Start of EXCERPTED RECORDS
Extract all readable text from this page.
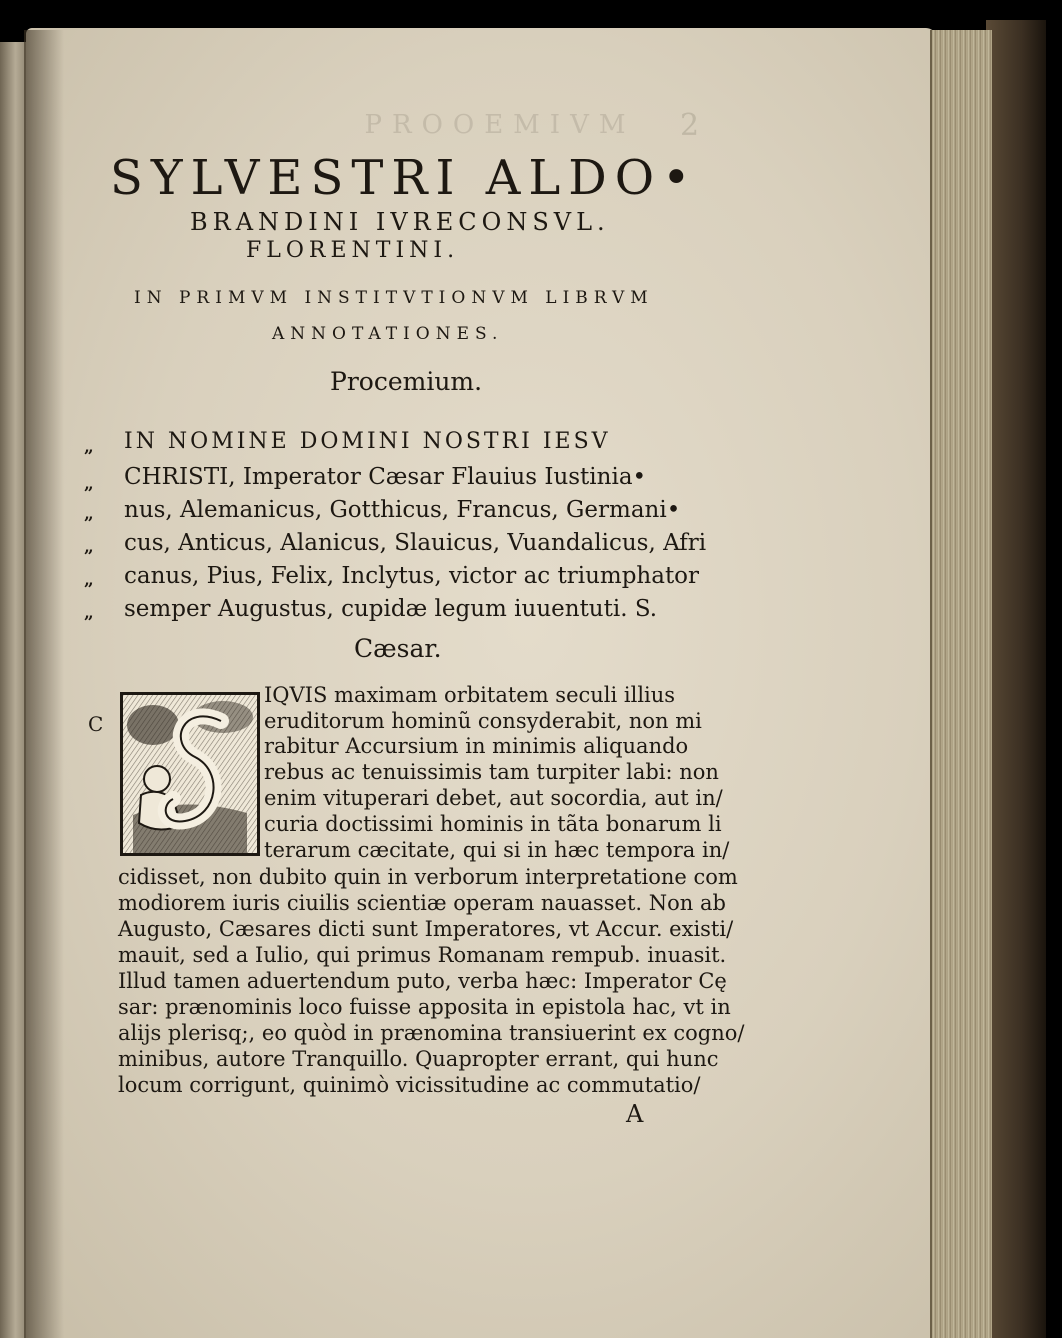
PROOEMIVM	2
SYLVESTRI ALDO•
BRANDINI IVRECONSVL.
FLORENTINI.
IN PRIMVM INSTITVTIONVM LIBRVM
ANNOTATIONES.
Procemium.
„
„
„
„
„
„
IN NOMINE DOMINI NOSTRI IESV
CHRISTI, Imperator Cæsar Flauius Iustinia•
nus, Alemanicus, Gotthicus, Francus, Germani•
cus, Anticus, Alanicus, Slauicus, Vuandalicus, Afri
canus, Pius, Felix, Inclytus, victor ac triumphator
semper Augustus, cupidæ legum iuuentuti. S.
Cæsar.
C
IQVIS maximam orbitatem seculi illius
eruditorum hominũ consyderabit, non mi
rabitur Accursium in minimis aliquando
rebus ac tenuissimis tam turpiter labi: non
enim vituperari debet, aut socordia, aut in/
curia doctissimi hominis in tãta bonarum li
terarum cæcitate, qui si in hæc tempora in/
cidisset, non dubito quin in verborum interpretatione com
modiorem iuris ciuilis scientiæ operam nauasset. Non ab
Augusto, Cæsares dicti sunt Imperatores, vt Accur. existi/
mauit, sed a Iulio, qui primus Romanam rempub. inuasit.
Illud tamen aduertendum puto, verba hæc: Imperator Cę
sar: prænominis loco fuisse apposita in epistola hac, vt in
alijs plerisq;, eo quòd in prænomina transiuerint ex cogno/
minibus, autore Tranquillo. Quapropter errant, qui hunc
locum corrigunt, quinimò vicissitudine ac commutatio/
A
End of EXCERPTED RECORDS
• WORK TO BE COMPLETED: Repeat the listing above exactly, with no pictures.

• EXERCISE ANSWER:
Extract all readable text from this page.
PROOEMIVM	2
SYLVESTRI ALDO•
BRANDINI IVRECONSVL.
FLORENTINI.
IN PRIMVM INSTITVTIONVM LIBRVM
ANNOTATIONES.
Procemium.
„
„
„
„
„
„
IN NOMINE DOMINI NOSTRI IESV
CHRISTI, Imperator Cæsar Flauius Iustinia•
nus, Alemanicus, Gotthicus, Francus, Germani•
cus, Anticus, Alanicus, Slauicus, Vuandalicus, Afri
canus, Pius, Felix, Inclytus, victor ac triumphator
semper Augustus, cupidæ legum iuuentuti. S.
Cæsar.
C
IQVIS maximam orbitatem seculi illius
eruditorum hominũ consyderabit, non mi
rabitur Accursium in minimis aliquando
rebus ac tenuissimis tam turpiter labi: non
enim vituperari debet, aut socordia, aut in/
curia doctissimi hominis in tãta bonarum li
terarum cæcitate, qui si in hæc tempora in/
cidisset, non dubito quin in verborum interpretatione com
modiorem iuris ciuilis scientiæ operam nauasset. Non ab
Augusto, Cæsares dicti sunt Imperatores, vt Accur. existi/
mauit, sed a Iulio, qui primus Romanam rempub. inuasit.
Illud tamen aduertendum puto, verba hæc: Imperator Cę
sar: prænominis loco fuisse apposita in epistola hac, vt in
alijs plerisq;, eo quòd in prænomina transiuerint ex cogno/
minibus, autore Tranquillo. Quapropter errant, qui hunc
locum corrigunt, quinimò vicissitudine ac commutatio/
A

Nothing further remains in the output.